TASK TO CARRY OUT:
Retype the data exactly as it appears, from its first line through the line that contains "comment-button[interactable]: 评论 bbox=[368, 745, 464, 764]", including both of those lines.

GIVEN ENTRIES:
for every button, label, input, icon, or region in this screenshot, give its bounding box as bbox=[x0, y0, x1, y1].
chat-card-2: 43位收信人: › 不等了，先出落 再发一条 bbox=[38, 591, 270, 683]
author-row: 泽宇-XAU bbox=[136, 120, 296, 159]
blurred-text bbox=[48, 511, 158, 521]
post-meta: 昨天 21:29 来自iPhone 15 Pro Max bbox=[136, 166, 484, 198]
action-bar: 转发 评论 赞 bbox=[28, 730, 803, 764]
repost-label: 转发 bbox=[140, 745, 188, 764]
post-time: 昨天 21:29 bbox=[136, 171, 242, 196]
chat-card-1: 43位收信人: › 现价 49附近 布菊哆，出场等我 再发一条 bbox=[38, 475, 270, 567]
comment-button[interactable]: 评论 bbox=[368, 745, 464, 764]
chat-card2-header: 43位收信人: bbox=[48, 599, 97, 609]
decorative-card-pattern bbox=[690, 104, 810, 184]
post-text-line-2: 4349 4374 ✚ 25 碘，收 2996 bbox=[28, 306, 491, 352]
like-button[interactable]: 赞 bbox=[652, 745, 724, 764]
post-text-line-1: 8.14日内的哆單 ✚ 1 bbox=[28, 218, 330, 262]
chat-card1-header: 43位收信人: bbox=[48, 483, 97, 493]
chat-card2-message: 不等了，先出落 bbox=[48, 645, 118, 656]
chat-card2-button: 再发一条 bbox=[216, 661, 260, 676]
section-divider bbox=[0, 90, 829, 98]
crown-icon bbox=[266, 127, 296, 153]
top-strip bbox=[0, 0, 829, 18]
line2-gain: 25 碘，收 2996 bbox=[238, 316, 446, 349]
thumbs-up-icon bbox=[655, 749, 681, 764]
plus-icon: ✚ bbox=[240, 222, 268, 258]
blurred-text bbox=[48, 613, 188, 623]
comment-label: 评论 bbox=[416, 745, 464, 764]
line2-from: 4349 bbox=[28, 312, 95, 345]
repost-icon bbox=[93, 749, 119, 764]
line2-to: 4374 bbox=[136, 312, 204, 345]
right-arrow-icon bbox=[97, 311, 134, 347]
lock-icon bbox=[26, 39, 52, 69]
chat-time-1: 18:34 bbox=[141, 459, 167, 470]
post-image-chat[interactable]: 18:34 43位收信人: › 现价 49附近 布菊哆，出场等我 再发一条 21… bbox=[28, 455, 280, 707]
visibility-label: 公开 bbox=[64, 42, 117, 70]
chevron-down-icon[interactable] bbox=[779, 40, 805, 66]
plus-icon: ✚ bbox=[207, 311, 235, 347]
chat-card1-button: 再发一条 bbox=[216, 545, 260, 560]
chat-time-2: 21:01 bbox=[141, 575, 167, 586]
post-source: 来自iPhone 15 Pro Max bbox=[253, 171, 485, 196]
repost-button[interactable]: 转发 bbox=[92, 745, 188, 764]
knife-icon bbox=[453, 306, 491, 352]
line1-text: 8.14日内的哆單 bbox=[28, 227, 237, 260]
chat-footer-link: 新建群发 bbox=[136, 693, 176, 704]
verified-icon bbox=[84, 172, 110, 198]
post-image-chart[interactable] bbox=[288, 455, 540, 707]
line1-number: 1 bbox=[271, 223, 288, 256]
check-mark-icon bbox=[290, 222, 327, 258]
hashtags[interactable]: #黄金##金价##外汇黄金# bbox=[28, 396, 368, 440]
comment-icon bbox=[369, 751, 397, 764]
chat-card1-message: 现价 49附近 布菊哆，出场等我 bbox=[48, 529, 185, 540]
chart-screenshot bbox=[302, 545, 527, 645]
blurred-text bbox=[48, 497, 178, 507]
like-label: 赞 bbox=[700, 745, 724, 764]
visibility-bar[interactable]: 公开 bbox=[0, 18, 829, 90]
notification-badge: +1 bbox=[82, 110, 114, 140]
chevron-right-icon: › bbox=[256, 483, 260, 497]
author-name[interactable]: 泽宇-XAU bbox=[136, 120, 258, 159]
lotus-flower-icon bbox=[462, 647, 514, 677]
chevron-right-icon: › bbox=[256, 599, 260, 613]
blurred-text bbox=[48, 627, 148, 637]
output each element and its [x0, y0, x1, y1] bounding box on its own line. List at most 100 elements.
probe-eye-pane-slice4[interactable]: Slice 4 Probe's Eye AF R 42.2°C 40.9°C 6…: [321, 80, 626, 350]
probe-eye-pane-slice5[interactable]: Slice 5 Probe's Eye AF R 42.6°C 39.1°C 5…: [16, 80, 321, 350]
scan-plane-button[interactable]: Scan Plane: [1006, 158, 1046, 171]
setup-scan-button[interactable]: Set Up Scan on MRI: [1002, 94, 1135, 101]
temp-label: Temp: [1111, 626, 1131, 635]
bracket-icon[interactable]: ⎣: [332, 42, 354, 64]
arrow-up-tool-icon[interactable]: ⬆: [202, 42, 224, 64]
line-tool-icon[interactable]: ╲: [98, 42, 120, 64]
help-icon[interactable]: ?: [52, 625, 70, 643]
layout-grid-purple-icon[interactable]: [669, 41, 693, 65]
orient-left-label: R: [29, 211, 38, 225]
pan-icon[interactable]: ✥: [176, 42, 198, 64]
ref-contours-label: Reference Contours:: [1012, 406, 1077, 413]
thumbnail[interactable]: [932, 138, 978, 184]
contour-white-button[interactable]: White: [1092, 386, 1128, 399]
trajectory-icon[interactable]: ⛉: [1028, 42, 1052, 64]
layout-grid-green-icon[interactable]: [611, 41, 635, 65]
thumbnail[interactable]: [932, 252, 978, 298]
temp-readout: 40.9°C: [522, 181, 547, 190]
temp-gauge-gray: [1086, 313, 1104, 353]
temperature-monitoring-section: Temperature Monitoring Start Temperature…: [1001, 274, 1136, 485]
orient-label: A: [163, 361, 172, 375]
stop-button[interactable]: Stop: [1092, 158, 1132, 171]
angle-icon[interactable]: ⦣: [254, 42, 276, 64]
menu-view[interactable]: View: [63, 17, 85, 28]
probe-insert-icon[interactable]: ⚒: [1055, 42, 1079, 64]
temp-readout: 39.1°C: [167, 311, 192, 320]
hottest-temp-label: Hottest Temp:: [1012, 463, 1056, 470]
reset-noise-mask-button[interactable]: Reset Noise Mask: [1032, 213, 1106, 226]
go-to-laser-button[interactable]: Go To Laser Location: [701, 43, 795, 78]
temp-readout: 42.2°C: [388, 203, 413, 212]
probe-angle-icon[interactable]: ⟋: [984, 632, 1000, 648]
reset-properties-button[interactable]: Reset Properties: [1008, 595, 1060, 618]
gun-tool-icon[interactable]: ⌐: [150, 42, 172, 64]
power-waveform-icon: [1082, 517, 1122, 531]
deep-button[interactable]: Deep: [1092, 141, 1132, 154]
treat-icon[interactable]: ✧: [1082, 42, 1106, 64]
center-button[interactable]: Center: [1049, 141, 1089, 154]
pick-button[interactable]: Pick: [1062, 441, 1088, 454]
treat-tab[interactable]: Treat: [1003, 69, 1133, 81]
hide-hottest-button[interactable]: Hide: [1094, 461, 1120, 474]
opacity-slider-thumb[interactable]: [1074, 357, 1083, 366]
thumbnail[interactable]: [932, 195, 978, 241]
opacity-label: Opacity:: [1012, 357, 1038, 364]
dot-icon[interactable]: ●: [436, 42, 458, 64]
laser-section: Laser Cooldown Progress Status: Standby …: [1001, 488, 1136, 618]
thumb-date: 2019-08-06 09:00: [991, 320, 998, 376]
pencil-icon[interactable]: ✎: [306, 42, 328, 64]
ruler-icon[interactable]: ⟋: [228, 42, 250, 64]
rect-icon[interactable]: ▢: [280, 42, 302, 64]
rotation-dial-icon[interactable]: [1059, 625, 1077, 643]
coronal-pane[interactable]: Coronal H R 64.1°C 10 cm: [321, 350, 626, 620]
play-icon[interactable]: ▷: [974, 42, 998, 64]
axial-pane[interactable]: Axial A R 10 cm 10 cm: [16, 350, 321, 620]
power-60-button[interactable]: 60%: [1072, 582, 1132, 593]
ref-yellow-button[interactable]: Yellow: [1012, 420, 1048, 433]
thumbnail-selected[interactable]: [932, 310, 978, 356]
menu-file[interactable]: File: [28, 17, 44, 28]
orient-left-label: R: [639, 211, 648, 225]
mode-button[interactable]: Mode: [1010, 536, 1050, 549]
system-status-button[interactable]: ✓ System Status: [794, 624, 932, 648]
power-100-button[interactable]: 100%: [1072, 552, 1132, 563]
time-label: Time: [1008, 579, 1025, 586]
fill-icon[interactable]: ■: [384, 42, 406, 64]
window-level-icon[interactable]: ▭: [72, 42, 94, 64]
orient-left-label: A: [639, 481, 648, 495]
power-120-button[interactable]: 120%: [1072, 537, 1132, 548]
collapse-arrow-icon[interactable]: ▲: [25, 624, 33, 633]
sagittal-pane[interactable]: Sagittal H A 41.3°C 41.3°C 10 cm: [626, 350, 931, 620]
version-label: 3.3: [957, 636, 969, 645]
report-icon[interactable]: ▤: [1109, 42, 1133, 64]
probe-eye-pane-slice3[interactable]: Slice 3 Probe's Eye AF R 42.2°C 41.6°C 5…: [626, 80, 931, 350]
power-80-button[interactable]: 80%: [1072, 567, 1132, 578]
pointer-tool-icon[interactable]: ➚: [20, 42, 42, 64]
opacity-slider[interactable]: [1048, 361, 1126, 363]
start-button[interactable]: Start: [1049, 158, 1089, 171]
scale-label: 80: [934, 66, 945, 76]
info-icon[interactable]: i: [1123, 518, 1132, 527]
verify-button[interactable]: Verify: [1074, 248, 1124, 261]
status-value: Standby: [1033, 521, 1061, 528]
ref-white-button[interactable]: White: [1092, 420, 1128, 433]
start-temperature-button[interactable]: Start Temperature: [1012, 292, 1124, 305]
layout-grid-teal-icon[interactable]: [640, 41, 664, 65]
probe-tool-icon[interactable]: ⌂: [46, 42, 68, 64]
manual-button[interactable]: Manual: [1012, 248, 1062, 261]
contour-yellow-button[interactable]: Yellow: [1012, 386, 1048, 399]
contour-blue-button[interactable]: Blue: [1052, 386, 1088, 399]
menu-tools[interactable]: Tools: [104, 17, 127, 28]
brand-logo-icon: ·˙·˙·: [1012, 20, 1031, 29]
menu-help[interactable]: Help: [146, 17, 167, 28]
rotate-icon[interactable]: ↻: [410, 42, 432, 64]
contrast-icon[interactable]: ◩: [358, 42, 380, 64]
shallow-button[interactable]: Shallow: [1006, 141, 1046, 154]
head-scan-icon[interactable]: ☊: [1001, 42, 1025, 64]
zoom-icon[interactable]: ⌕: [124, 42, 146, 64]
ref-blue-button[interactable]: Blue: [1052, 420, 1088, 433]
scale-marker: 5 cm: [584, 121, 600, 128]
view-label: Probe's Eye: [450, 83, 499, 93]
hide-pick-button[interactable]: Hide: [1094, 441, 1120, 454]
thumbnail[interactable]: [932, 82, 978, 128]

SOLUTION BELOW:
for every button, label, input, icon, or region in this screenshot, give its bounding box as bbox=[x0, y0, x1, y1].
chat-card-2: 43位收信人: › 不等了，先出落 再发一条 bbox=[38, 591, 270, 683]
author-row: 泽宇-XAU bbox=[136, 120, 296, 159]
blurred-text bbox=[48, 511, 158, 521]
post-meta: 昨天 21:29 来自iPhone 15 Pro Max bbox=[136, 166, 484, 198]
action-bar: 转发 评论 赞 bbox=[28, 730, 803, 764]
repost-label: 转发 bbox=[140, 745, 188, 764]
post-time: 昨天 21:29 bbox=[136, 171, 242, 196]
chat-card-1: 43位收信人: › 现价 49附近 布菊哆，出场等我 再发一条 bbox=[38, 475, 270, 567]
comment-button[interactable]: 评论 bbox=[368, 745, 464, 764]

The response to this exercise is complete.